→ **What you will do**:
The entries below should be transcribed in their entirety, exactly as written.

→ **Records to process**:
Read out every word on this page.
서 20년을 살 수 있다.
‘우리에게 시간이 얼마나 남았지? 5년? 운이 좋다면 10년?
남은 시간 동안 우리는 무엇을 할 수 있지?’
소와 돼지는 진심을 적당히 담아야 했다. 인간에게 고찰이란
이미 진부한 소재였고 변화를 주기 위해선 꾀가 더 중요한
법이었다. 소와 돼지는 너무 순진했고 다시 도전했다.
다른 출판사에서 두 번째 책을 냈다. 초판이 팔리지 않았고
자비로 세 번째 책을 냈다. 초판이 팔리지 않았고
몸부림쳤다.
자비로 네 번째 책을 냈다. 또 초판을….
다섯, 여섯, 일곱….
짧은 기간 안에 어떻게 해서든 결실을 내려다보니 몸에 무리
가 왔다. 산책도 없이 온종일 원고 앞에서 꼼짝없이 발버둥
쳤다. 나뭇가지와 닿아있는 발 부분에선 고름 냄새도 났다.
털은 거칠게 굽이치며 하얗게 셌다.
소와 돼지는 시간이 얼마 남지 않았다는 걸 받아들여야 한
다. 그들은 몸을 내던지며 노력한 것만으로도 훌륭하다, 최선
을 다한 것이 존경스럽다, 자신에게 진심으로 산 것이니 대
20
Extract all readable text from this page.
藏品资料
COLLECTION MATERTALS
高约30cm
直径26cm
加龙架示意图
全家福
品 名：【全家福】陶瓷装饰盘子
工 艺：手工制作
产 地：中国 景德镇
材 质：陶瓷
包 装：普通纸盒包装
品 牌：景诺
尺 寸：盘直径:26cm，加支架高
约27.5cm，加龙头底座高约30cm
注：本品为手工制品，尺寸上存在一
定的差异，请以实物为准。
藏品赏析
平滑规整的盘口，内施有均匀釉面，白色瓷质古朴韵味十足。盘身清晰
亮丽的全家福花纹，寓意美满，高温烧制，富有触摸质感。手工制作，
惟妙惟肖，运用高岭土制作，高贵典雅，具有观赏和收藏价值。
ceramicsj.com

→ **Output of the task**:
Read out every word on this page.
서 20년을 살 수 있다.
‘우리에게 시간이 얼마나 남았지? 5년? 운이 좋다면 10년?
남은 시간 동안 우리는 무엇을 할 수 있지?’
소와 돼지는 진심을 적당히 담아야 했다. 인간에게 고찰이란
이미 진부한 소재였고 변화를 주기 위해선 꾀가 더 중요한
법이었다. 소와 돼지는 너무 순진했고 다시 도전했다.
다른 출판사에서 두 번째 책을 냈다. 초판이 팔리지 않았고
자비로 세 번째 책을 냈다. 초판이 팔리지 않았고
몸부림쳤다.
자비로 네 번째 책을 냈다. 또 초판을….
다섯, 여섯, 일곱….
짧은 기간 안에 어떻게 해서든 결실을 내려다보니 몸에 무리
가 왔다. 산책도 없이 온종일 원고 앞에서 꼼짝없이 발버둥
쳤다. 나뭇가지와 닿아있는 발 부분에선 고름 냄새도 났다.
털은 거칠게 굽이치며 하얗게 셌다.
소와 돼지는 시간이 얼마 남지 않았다는 걸 받아들여야 한
다. 그들은 몸을 내던지며 노력한 것만으로도 훌륭하다, 최선
을 다한 것이 존경스럽다, 자신에게 진심으로 산 것이니 대
20
Extract all readable text from this page.
藏品资料
COLLECTION MATERTALS
高约30cm
直径26cm
加龙架示意图
全家福
品 名：【全家福】陶瓷装饰盘子
工 艺：手工制作
产 地：中国 景德镇
材 质：陶瓷
包 装：普通纸盒包装
品 牌：景诺
尺 寸：盘直径:26cm，加支架高
约27.5cm，加龙头底座高约30cm
注：本品为手工制品，尺寸上存在一
定的差异，请以实物为准。
藏品赏析
平滑规整的盘口，内施有均匀釉面，白色瓷质古朴韵味十足。盘身清晰
亮丽的全家福花纹，寓意美满，高温烧制，富有触摸质感。手工制作，
惟妙惟肖，运用高岭土制作，高贵典雅，具有观赏和收藏价值。
ceramicsj.com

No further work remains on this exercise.